To be done: Pick out every line with the word "this" and copy it.

Exercise data:
-=-=-=-=-

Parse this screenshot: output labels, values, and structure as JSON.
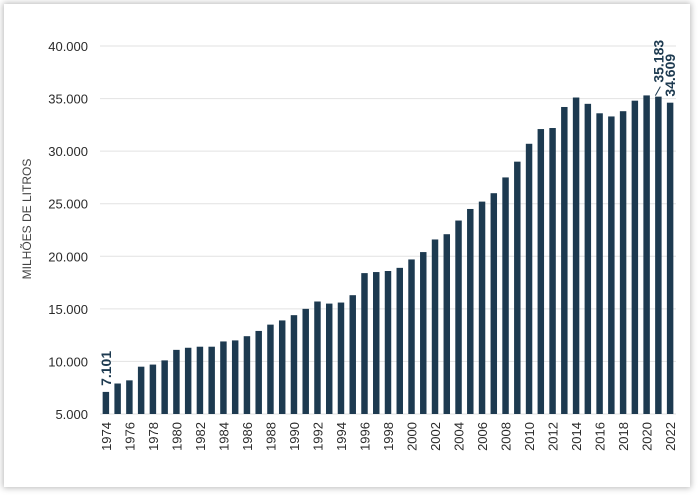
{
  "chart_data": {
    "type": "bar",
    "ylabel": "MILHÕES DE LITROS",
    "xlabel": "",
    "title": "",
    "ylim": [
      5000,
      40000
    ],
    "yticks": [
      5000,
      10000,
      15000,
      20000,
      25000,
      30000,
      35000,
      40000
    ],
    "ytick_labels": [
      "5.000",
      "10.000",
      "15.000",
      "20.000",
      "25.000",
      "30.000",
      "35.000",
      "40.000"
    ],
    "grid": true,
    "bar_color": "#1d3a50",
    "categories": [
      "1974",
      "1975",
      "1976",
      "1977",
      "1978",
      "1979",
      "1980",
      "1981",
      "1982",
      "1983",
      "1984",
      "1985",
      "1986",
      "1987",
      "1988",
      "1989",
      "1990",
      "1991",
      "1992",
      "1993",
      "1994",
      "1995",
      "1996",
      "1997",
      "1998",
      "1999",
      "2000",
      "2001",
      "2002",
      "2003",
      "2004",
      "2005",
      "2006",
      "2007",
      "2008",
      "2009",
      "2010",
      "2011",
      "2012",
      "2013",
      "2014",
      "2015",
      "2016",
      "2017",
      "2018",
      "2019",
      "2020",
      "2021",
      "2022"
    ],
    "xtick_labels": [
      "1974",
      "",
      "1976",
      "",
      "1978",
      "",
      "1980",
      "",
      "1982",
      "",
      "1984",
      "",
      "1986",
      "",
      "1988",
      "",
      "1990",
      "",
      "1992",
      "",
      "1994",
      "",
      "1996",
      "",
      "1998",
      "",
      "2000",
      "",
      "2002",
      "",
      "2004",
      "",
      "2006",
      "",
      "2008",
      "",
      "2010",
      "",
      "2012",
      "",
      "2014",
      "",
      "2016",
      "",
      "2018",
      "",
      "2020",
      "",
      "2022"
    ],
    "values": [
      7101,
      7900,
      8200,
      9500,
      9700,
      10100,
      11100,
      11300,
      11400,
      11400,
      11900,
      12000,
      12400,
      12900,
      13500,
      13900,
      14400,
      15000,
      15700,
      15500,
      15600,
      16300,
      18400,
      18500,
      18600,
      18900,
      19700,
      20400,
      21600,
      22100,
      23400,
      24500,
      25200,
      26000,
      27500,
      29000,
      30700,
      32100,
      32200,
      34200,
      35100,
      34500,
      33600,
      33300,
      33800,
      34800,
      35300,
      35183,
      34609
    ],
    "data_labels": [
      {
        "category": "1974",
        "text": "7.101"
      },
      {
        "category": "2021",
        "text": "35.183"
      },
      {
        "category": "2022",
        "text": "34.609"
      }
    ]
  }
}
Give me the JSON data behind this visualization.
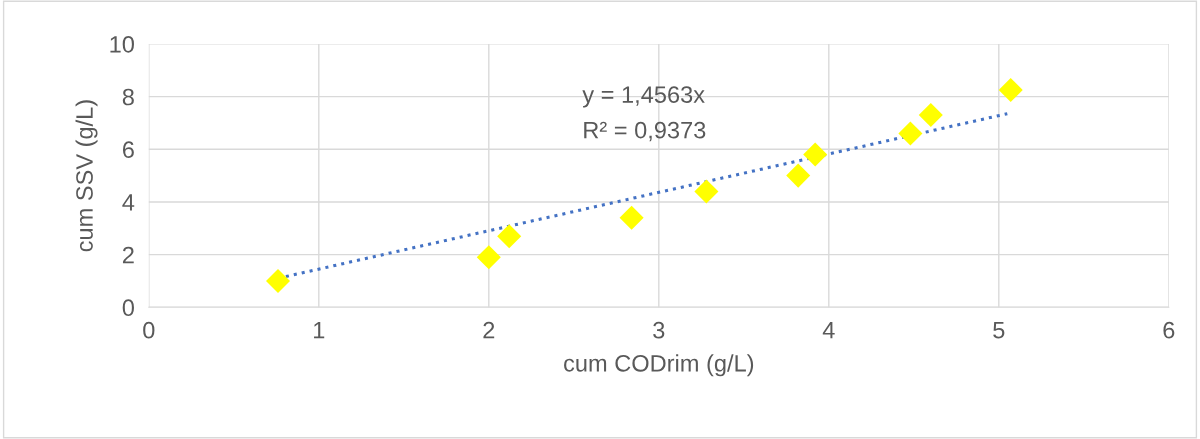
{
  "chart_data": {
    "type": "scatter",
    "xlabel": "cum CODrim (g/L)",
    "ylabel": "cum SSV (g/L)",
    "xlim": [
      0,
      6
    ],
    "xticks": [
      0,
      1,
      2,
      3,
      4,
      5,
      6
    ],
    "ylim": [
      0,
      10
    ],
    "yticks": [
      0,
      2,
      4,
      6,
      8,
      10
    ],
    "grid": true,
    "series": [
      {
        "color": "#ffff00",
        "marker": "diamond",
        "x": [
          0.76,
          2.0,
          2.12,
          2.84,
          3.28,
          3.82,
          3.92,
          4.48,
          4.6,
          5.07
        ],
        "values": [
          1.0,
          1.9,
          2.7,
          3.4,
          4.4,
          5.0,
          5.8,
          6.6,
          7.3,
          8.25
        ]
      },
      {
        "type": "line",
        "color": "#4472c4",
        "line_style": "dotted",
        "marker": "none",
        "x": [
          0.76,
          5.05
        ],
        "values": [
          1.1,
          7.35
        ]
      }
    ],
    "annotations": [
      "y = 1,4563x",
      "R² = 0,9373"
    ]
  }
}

-=-=-=-=-

Result:
Parse this screenshot: output labels, values, and structure as JSON.
Give me the JSON data behind this visualization.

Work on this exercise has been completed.